▶ _DATA LINES_:
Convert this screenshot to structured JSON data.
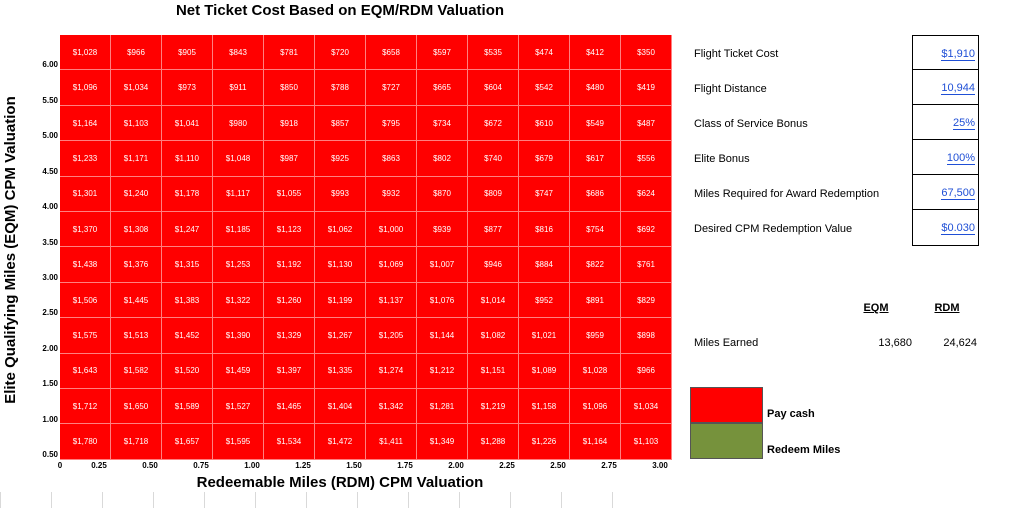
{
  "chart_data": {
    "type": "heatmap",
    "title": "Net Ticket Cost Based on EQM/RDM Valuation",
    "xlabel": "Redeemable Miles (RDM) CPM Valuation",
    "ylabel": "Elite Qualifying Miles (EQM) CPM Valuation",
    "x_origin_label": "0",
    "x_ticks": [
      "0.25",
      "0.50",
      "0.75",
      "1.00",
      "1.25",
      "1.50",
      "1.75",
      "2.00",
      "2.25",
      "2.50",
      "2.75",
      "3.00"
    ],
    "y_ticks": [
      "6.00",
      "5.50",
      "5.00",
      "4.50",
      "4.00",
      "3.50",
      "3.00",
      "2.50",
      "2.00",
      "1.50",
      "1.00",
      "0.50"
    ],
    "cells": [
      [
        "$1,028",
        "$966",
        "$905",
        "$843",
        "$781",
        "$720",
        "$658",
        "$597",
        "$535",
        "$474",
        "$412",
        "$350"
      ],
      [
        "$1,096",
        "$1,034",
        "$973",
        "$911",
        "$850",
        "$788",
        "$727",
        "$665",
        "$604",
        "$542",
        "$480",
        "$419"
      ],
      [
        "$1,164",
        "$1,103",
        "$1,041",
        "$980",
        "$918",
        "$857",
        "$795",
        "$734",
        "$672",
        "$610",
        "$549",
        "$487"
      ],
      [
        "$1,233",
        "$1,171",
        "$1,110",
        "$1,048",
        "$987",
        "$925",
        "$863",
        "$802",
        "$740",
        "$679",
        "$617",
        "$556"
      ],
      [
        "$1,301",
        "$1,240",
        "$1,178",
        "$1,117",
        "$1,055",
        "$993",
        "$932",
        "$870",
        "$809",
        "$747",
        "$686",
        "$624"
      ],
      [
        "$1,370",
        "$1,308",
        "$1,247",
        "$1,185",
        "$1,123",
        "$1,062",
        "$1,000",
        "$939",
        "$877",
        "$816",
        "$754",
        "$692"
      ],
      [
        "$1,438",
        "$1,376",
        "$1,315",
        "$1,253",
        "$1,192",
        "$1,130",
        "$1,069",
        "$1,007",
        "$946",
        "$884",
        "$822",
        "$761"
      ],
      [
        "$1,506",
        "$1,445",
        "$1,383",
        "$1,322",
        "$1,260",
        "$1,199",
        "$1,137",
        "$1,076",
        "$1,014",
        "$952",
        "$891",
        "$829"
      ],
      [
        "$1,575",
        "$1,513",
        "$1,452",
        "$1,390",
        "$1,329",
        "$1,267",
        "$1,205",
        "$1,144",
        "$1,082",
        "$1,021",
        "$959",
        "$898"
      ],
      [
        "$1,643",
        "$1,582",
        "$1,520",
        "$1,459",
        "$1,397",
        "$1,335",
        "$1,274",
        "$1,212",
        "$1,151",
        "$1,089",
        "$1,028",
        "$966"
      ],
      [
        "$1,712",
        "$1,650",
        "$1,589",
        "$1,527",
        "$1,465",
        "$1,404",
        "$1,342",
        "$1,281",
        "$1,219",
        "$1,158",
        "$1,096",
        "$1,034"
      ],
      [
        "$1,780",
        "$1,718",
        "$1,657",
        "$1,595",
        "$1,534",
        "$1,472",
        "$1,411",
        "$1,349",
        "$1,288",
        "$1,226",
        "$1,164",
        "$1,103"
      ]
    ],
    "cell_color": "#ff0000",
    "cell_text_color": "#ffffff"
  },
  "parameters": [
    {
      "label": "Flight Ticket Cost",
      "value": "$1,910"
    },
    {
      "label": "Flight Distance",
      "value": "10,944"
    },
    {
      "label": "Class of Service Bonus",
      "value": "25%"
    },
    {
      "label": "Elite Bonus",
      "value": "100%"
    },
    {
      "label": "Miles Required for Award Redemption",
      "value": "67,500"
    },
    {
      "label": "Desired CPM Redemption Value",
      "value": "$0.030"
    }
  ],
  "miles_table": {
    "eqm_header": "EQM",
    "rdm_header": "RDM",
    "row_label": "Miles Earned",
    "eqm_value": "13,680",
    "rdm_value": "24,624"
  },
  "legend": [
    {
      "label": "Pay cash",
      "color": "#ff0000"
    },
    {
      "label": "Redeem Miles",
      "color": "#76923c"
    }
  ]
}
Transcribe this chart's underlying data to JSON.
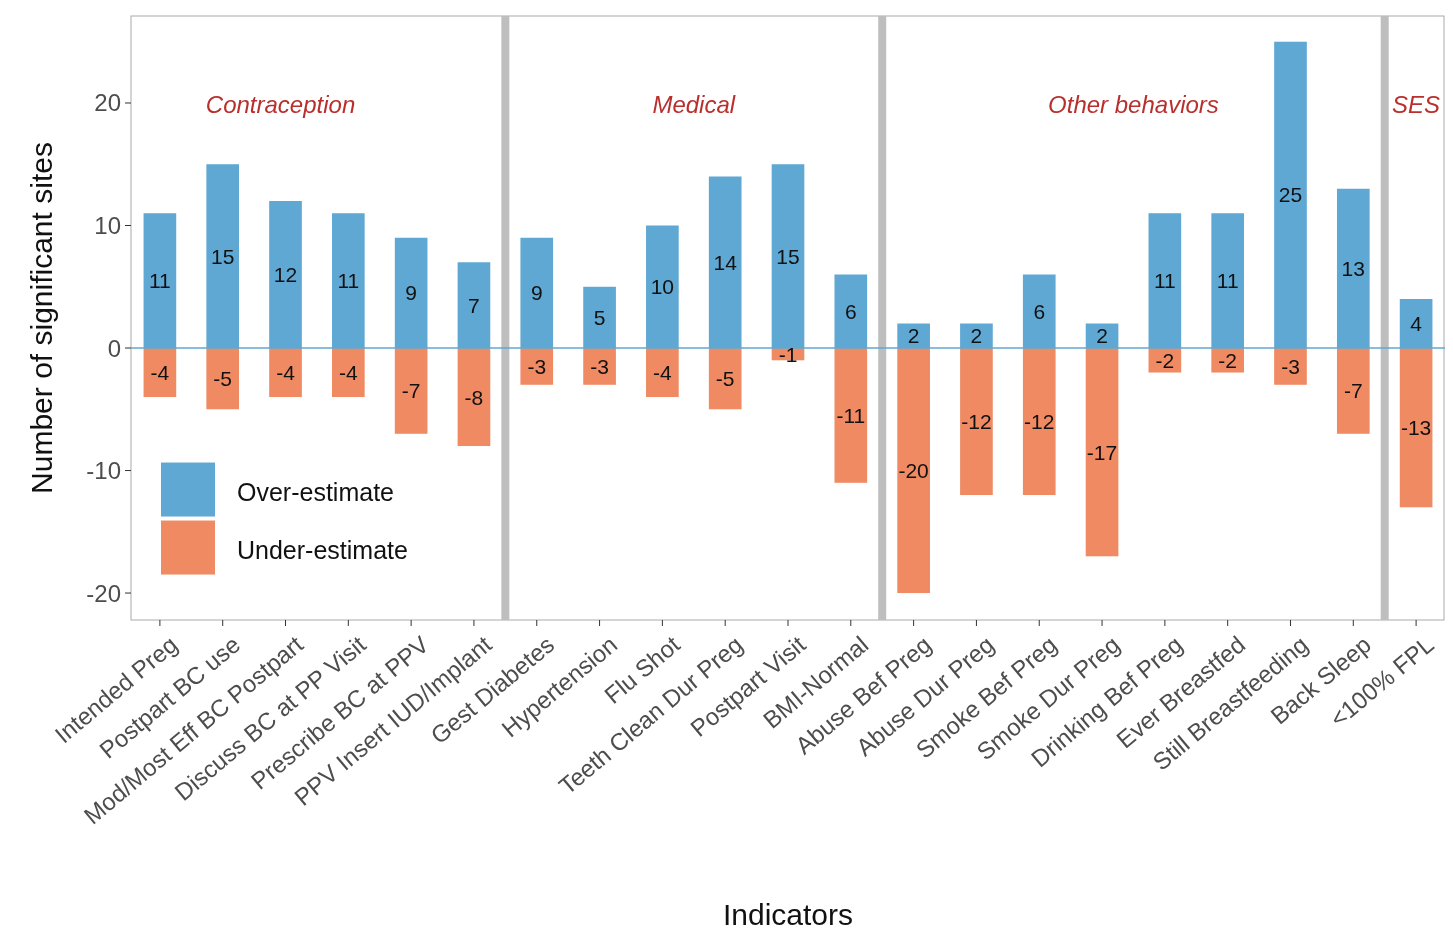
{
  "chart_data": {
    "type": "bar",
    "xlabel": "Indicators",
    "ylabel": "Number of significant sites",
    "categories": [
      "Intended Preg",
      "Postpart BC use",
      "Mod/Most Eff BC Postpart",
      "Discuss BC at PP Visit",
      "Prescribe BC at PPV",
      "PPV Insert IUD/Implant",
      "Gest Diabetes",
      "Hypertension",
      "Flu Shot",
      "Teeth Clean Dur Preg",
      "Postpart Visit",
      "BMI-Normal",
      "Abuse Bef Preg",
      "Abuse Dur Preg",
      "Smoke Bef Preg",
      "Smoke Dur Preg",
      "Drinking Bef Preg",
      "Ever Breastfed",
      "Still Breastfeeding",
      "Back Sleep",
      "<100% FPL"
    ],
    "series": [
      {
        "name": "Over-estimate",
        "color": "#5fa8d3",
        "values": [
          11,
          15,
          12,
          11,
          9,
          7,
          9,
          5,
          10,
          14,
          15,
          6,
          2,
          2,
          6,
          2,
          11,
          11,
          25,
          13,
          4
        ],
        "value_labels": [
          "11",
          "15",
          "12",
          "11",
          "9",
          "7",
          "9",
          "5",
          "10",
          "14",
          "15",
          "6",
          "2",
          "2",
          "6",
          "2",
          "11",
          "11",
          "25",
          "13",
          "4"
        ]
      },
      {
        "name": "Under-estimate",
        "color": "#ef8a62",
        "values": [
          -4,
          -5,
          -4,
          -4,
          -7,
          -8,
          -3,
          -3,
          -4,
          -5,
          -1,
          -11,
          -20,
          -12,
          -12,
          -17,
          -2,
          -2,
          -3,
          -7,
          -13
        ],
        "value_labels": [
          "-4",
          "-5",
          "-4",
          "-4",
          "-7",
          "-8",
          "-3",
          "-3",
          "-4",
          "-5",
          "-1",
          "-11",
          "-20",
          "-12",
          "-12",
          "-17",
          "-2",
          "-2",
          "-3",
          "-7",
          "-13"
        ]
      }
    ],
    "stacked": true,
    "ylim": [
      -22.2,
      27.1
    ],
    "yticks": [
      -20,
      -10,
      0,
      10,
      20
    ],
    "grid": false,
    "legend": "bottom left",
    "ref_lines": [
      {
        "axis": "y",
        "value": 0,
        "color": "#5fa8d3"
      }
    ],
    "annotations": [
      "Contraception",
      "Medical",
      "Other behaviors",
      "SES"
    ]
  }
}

▶ _WRITTEN EXERCISE_:
Respond with the number of lines containing "JSON" and no additional words.

▶ _RESULT_:
2